Exercise prompt: Report the number of lines that include "segment", with no additional text.

■ ■ ■

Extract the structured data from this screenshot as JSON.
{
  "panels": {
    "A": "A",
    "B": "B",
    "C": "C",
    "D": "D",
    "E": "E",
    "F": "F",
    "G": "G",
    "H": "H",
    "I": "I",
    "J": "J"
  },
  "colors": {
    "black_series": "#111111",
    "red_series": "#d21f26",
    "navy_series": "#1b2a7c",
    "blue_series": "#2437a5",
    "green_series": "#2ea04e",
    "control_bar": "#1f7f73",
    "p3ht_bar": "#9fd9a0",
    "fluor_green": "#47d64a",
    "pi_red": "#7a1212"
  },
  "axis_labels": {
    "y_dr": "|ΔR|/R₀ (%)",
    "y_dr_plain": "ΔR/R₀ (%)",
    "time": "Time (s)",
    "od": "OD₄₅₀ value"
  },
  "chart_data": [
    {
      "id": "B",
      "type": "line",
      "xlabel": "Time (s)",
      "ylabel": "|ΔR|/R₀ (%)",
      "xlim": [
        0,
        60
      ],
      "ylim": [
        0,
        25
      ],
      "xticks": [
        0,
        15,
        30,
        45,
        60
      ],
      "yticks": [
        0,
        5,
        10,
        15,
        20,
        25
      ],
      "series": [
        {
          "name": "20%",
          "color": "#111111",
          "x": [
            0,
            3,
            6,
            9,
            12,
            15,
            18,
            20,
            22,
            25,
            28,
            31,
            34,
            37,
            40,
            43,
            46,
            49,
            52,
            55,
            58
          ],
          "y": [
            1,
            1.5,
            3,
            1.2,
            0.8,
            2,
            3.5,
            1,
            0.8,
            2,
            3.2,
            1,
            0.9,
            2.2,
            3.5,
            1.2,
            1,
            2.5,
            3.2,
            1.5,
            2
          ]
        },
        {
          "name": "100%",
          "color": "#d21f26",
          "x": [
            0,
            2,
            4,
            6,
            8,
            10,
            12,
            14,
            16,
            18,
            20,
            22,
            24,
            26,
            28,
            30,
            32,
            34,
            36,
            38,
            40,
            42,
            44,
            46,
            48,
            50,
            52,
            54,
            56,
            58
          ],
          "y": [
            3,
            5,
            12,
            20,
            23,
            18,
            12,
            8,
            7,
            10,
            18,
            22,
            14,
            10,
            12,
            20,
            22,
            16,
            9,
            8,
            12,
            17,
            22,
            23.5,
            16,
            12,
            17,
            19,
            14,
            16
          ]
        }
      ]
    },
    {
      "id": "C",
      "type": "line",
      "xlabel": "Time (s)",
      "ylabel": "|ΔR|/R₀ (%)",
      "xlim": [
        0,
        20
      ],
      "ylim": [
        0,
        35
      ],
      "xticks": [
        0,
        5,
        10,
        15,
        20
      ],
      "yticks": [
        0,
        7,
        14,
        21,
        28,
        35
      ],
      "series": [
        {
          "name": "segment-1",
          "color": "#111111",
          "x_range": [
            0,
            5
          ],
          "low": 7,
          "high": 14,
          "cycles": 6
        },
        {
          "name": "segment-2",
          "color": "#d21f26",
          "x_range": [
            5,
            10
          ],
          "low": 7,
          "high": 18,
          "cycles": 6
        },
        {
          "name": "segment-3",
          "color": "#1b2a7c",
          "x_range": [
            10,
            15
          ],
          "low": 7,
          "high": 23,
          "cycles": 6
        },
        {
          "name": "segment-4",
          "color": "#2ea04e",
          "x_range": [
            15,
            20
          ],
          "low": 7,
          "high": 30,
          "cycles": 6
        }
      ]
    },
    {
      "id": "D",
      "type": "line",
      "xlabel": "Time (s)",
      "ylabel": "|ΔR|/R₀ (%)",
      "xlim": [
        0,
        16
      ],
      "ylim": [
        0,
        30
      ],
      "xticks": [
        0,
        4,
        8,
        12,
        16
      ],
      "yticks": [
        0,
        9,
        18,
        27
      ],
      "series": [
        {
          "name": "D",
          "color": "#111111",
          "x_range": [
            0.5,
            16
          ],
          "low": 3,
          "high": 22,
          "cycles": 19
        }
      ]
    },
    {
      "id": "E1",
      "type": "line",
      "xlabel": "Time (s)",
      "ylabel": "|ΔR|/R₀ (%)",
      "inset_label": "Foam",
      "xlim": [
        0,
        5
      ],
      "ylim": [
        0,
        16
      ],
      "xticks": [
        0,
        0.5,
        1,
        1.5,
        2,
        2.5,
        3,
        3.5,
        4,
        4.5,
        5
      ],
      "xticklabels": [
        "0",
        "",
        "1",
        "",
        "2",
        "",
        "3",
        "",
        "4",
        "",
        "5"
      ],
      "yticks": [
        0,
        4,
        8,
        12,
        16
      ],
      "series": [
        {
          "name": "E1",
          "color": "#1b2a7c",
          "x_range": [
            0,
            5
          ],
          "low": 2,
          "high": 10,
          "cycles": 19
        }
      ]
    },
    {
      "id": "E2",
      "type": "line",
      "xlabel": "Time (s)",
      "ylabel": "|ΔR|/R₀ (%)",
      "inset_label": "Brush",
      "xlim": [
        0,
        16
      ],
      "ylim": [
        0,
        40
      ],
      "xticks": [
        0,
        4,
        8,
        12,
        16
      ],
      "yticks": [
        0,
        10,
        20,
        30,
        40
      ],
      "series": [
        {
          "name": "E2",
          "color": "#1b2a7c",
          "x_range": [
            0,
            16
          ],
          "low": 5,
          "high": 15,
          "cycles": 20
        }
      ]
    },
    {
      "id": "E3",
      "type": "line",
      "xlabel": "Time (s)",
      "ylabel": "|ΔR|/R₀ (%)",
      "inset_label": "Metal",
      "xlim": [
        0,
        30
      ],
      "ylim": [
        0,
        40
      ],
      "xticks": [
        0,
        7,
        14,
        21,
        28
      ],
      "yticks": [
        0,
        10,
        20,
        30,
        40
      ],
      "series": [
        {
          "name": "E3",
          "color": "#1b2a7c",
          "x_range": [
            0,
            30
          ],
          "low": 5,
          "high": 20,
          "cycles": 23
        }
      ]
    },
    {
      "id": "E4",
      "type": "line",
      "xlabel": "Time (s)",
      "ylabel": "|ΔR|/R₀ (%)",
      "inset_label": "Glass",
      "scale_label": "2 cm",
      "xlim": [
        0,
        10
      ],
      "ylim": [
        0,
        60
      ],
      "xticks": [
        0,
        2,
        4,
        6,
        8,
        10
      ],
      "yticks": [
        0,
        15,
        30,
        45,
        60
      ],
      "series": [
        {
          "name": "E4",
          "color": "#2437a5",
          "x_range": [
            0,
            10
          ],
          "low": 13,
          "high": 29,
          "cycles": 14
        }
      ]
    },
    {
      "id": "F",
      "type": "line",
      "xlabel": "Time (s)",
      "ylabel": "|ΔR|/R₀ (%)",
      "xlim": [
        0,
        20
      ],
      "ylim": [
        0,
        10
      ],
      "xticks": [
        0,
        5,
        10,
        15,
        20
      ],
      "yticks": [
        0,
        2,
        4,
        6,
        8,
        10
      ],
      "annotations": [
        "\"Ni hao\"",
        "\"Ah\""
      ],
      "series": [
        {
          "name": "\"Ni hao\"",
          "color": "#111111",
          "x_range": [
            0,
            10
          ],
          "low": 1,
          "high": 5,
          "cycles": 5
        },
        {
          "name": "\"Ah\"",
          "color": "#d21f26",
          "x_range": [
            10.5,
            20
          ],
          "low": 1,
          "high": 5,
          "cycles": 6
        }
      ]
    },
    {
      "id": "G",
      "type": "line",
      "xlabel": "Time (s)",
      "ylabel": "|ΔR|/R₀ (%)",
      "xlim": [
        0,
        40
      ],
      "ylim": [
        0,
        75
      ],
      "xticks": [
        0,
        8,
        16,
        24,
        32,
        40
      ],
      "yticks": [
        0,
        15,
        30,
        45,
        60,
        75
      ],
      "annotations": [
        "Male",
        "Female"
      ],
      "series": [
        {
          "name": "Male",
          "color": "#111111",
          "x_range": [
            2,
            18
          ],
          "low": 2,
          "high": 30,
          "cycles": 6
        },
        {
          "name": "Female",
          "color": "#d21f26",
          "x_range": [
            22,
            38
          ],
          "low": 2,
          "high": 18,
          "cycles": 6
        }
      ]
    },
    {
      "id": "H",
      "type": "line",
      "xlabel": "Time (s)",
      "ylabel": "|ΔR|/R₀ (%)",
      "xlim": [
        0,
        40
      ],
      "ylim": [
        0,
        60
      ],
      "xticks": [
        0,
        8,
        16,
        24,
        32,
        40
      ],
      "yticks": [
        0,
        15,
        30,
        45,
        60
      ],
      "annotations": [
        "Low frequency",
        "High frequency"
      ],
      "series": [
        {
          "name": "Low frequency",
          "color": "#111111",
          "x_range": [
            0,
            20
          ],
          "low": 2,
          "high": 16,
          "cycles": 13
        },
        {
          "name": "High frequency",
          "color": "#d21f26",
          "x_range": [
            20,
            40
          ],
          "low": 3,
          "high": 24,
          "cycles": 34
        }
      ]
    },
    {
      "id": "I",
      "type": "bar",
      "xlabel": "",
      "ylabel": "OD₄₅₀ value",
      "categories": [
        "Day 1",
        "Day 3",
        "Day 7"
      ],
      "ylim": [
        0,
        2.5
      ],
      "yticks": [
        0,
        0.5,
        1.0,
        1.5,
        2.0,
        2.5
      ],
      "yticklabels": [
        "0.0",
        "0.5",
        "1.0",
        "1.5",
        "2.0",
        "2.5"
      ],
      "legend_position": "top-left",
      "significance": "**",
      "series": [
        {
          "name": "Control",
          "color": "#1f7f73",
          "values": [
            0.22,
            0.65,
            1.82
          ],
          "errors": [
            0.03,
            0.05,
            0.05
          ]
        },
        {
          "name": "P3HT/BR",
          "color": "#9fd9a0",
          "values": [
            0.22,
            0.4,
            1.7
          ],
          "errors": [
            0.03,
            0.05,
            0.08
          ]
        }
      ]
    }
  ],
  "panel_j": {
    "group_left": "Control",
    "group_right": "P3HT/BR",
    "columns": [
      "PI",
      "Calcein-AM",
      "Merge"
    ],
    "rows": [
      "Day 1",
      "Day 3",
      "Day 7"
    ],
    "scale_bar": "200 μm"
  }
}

■ ■ ■

Answer to the exercise: 4